_TASK TO COMPLETE_
Output every line below exactly.

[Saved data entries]
_ _ _
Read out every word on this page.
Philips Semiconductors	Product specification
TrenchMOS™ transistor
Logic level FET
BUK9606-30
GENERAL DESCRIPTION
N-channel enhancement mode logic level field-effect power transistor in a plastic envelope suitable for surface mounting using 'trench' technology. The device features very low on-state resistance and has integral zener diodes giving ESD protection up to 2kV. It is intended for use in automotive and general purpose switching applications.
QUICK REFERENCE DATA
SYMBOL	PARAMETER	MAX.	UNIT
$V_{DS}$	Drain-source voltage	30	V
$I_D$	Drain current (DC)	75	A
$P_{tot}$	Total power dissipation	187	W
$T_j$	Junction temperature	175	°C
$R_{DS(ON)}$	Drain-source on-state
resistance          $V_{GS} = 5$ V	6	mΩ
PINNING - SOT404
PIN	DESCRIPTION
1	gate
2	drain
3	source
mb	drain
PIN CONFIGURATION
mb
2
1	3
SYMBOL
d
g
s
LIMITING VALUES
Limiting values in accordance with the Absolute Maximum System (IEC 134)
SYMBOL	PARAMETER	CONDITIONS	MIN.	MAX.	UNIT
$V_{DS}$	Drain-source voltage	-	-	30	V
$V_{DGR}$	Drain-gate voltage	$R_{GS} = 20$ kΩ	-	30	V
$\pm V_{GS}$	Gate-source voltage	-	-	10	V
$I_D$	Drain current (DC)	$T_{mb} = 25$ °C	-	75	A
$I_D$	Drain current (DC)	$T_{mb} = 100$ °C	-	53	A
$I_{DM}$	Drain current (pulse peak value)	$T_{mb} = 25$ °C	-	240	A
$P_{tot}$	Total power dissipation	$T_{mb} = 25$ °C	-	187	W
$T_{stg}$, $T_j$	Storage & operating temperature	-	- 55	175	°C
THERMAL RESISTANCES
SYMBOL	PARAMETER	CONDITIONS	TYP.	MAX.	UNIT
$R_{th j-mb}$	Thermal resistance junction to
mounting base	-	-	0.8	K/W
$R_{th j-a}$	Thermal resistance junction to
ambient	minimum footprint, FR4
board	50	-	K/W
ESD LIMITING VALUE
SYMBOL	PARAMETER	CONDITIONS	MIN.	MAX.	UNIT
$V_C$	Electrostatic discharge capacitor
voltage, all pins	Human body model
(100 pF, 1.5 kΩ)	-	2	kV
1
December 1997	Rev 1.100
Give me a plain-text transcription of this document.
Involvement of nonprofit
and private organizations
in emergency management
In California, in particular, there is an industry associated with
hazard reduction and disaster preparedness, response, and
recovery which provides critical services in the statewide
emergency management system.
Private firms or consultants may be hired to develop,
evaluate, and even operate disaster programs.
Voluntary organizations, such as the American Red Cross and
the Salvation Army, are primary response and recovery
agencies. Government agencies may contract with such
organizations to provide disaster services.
_ _ _
_CORRECT RESPONSE_
Read out every word on this page.
Philips Semiconductors	Product specification
TrenchMOS™ transistor
Logic level FET
BUK9606-30
GENERAL DESCRIPTION
N-channel enhancement mode logic level field-effect power transistor in a plastic envelope suitable for surface mounting using 'trench' technology. The device features very low on-state resistance and has integral zener diodes giving ESD protection up to 2kV. It is intended for use in automotive and general purpose switching applications.
QUICK REFERENCE DATA
SYMBOL	PARAMETER	MAX.	UNIT
$V_{DS}$	Drain-source voltage	30	V
$I_D$	Drain current (DC)	75	A
$P_{tot}$	Total power dissipation	187	W
$T_j$	Junction temperature	175	°C
$R_{DS(ON)}$	Drain-source on-state
resistance          $V_{GS} = 5$ V	6	mΩ
PINNING - SOT404
PIN	DESCRIPTION
1	gate
2	drain
3	source
mb	drain
PIN CONFIGURATION
mb
2
1	3
SYMBOL
d
g
s
LIMITING VALUES
Limiting values in accordance with the Absolute Maximum System (IEC 134)
SYMBOL	PARAMETER	CONDITIONS	MIN.	MAX.	UNIT
$V_{DS}$	Drain-source voltage	-	-	30	V
$V_{DGR}$	Drain-gate voltage	$R_{GS} = 20$ kΩ	-	30	V
$\pm V_{GS}$	Gate-source voltage	-	-	10	V
$I_D$	Drain current (DC)	$T_{mb} = 25$ °C	-	75	A
$I_D$	Drain current (DC)	$T_{mb} = 100$ °C	-	53	A
$I_{DM}$	Drain current (pulse peak value)	$T_{mb} = 25$ °C	-	240	A
$P_{tot}$	Total power dissipation	$T_{mb} = 25$ °C	-	187	W
$T_{stg}$, $T_j$	Storage & operating temperature	-	- 55	175	°C
THERMAL RESISTANCES
SYMBOL	PARAMETER	CONDITIONS	TYP.	MAX.	UNIT
$R_{th j-mb}$	Thermal resistance junction to
mounting base	-	-	0.8	K/W
$R_{th j-a}$	Thermal resistance junction to
ambient	minimum footprint, FR4
board	50	-	K/W
ESD LIMITING VALUE
SYMBOL	PARAMETER	CONDITIONS	MIN.	MAX.	UNIT
$V_C$	Electrostatic discharge capacitor
voltage, all pins	Human body model
(100 pF, 1.5 kΩ)	-	2	kV
1
December 1997	Rev 1.100
Give me a plain-text transcription of this document.
Involvement of nonprofit
and private organizations
in emergency management
In California, in particular, there is an industry associated with
hazard reduction and disaster preparedness, response, and
recovery which provides critical services in the statewide
emergency management system.
Private firms or consultants may be hired to develop,
evaluate, and even operate disaster programs.
Voluntary organizations, such as the American Red Cross and
the Salvation Army, are primary response and recovery
agencies. Government agencies may contract with such
organizations to provide disaster services.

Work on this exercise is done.